**EXERCISE AIM:** Your task is to print all of the data word for word.

[Chart and figure data]
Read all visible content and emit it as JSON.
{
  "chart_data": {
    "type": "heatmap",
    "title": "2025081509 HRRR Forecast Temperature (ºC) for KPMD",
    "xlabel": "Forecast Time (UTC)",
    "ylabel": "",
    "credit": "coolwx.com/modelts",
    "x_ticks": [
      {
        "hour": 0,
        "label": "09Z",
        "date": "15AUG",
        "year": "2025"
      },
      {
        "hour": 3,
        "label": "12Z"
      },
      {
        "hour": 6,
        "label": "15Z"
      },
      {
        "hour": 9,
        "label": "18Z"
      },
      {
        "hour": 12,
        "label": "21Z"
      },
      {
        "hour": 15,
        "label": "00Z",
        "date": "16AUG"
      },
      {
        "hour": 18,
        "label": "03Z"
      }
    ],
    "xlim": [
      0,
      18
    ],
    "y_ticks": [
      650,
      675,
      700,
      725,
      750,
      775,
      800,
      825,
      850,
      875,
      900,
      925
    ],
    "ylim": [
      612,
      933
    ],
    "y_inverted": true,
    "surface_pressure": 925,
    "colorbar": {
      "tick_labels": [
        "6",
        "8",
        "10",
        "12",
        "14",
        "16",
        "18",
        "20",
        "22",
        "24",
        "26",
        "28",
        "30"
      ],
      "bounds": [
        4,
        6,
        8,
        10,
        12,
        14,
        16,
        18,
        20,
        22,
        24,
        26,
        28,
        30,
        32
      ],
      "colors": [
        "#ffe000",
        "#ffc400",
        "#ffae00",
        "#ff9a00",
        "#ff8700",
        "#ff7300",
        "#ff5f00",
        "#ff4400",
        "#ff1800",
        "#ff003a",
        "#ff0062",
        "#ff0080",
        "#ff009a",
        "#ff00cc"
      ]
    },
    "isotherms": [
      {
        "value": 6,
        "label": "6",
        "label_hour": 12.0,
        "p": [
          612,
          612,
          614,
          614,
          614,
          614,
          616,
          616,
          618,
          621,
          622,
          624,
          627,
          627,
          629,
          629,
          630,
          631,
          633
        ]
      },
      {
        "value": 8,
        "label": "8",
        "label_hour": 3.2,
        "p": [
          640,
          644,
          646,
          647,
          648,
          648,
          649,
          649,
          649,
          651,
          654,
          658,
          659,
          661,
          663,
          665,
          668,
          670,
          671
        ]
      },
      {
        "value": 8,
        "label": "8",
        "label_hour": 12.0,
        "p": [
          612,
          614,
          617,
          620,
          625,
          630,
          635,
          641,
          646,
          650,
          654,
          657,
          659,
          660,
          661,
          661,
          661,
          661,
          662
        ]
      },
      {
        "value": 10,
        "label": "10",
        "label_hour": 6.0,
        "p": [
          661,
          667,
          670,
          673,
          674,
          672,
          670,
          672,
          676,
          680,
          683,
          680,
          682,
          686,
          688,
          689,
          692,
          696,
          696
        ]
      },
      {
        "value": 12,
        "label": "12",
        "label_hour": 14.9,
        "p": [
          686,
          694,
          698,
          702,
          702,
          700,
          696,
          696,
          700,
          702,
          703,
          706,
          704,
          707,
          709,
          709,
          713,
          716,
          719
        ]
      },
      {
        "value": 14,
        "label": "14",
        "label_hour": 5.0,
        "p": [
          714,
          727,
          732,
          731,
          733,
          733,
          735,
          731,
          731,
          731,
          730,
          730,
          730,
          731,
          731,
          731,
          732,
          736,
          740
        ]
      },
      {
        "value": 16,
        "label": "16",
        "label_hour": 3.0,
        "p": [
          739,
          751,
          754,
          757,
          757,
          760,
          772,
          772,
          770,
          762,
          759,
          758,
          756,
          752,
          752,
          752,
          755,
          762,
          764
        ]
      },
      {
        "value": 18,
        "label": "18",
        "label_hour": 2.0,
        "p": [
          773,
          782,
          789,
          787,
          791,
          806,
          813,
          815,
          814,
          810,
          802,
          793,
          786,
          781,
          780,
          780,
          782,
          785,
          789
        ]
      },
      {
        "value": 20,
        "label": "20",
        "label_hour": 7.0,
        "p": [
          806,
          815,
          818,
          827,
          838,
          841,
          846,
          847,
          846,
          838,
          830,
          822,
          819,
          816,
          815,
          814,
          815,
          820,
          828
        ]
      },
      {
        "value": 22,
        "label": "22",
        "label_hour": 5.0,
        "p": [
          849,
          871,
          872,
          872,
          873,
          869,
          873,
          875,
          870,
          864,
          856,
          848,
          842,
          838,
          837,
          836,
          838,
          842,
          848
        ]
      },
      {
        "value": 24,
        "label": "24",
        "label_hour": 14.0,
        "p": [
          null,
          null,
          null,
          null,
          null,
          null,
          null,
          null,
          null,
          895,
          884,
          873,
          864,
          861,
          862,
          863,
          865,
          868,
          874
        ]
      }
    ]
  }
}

**ANSWER FOR THE TASK:**
Read all visible content and emit it as JSON.
{
  "chart_data": {
    "type": "heatmap",
    "title": "2025081509 HRRR Forecast Temperature (ºC) for KPMD",
    "xlabel": "Forecast Time (UTC)",
    "ylabel": "",
    "credit": "coolwx.com/modelts",
    "x_ticks": [
      {
        "hour": 0,
        "label": "09Z",
        "date": "15AUG",
        "year": "2025"
      },
      {
        "hour": 3,
        "label": "12Z"
      },
      {
        "hour": 6,
        "label": "15Z"
      },
      {
        "hour": 9,
        "label": "18Z"
      },
      {
        "hour": 12,
        "label": "21Z"
      },
      {
        "hour": 15,
        "label": "00Z",
        "date": "16AUG"
      },
      {
        "hour": 18,
        "label": "03Z"
      }
    ],
    "xlim": [
      0,
      18
    ],
    "y_ticks": [
      650,
      675,
      700,
      725,
      750,
      775,
      800,
      825,
      850,
      875,
      900,
      925
    ],
    "ylim": [
      612,
      933
    ],
    "y_inverted": true,
    "surface_pressure": 925,
    "colorbar": {
      "tick_labels": [
        "6",
        "8",
        "10",
        "12",
        "14",
        "16",
        "18",
        "20",
        "22",
        "24",
        "26",
        "28",
        "30"
      ],
      "bounds": [
        4,
        6,
        8,
        10,
        12,
        14,
        16,
        18,
        20,
        22,
        24,
        26,
        28,
        30,
        32
      ],
      "colors": [
        "#ffe000",
        "#ffc400",
        "#ffae00",
        "#ff9a00",
        "#ff8700",
        "#ff7300",
        "#ff5f00",
        "#ff4400",
        "#ff1800",
        "#ff003a",
        "#ff0062",
        "#ff0080",
        "#ff009a",
        "#ff00cc"
      ]
    },
    "isotherms": [
      {
        "value": 6,
        "label": "6",
        "label_hour": 12.0,
        "p": [
          612,
          612,
          614,
          614,
          614,
          614,
          616,
          616,
          618,
          621,
          622,
          624,
          627,
          627,
          629,
          629,
          630,
          631,
          633
        ]
      },
      {
        "value": 8,
        "label": "8",
        "label_hour": 3.2,
        "p": [
          640,
          644,
          646,
          647,
          648,
          648,
          649,
          649,
          649,
          651,
          654,
          658,
          659,
          661,
          663,
          665,
          668,
          670,
          671
        ]
      },
      {
        "value": 8,
        "label": "8",
        "label_hour": 12.0,
        "p": [
          612,
          614,
          617,
          620,
          625,
          630,
          635,
          641,
          646,
          650,
          654,
          657,
          659,
          660,
          661,
          661,
          661,
          661,
          662
        ]
      },
      {
        "value": 10,
        "label": "10",
        "label_hour": 6.0,
        "p": [
          661,
          667,
          670,
          673,
          674,
          672,
          670,
          672,
          676,
          680,
          683,
          680,
          682,
          686,
          688,
          689,
          692,
          696,
          696
        ]
      },
      {
        "value": 12,
        "label": "12",
        "label_hour": 14.9,
        "p": [
          686,
          694,
          698,
          702,
          702,
          700,
          696,
          696,
          700,
          702,
          703,
          706,
          704,
          707,
          709,
          709,
          713,
          716,
          719
        ]
      },
      {
        "value": 14,
        "label": "14",
        "label_hour": 5.0,
        "p": [
          714,
          727,
          732,
          731,
          733,
          733,
          735,
          731,
          731,
          731,
          730,
          730,
          730,
          731,
          731,
          731,
          732,
          736,
          740
        ]
      },
      {
        "value": 16,
        "label": "16",
        "label_hour": 3.0,
        "p": [
          739,
          751,
          754,
          757,
          757,
          760,
          772,
          772,
          770,
          762,
          759,
          758,
          756,
          752,
          752,
          752,
          755,
          762,
          764
        ]
      },
      {
        "value": 18,
        "label": "18",
        "label_hour": 2.0,
        "p": [
          773,
          782,
          789,
          787,
          791,
          806,
          813,
          815,
          814,
          810,
          802,
          793,
          786,
          781,
          780,
          780,
          782,
          785,
          789
        ]
      },
      {
        "value": 20,
        "label": "20",
        "label_hour": 7.0,
        "p": [
          806,
          815,
          818,
          827,
          838,
          841,
          846,
          847,
          846,
          838,
          830,
          822,
          819,
          816,
          815,
          814,
          815,
          820,
          828
        ]
      },
      {
        "value": 22,
        "label": "22",
        "label_hour": 5.0,
        "p": [
          849,
          871,
          872,
          872,
          873,
          869,
          873,
          875,
          870,
          864,
          856,
          848,
          842,
          838,
          837,
          836,
          838,
          842,
          848
        ]
      },
      {
        "value": 24,
        "label": "24",
        "label_hour": 14.0,
        "p": [
          null,
          null,
          null,
          null,
          null,
          null,
          null,
          null,
          null,
          895,
          884,
          873,
          864,
          861,
          862,
          863,
          865,
          868,
          874
        ]
      }
    ]
  }
}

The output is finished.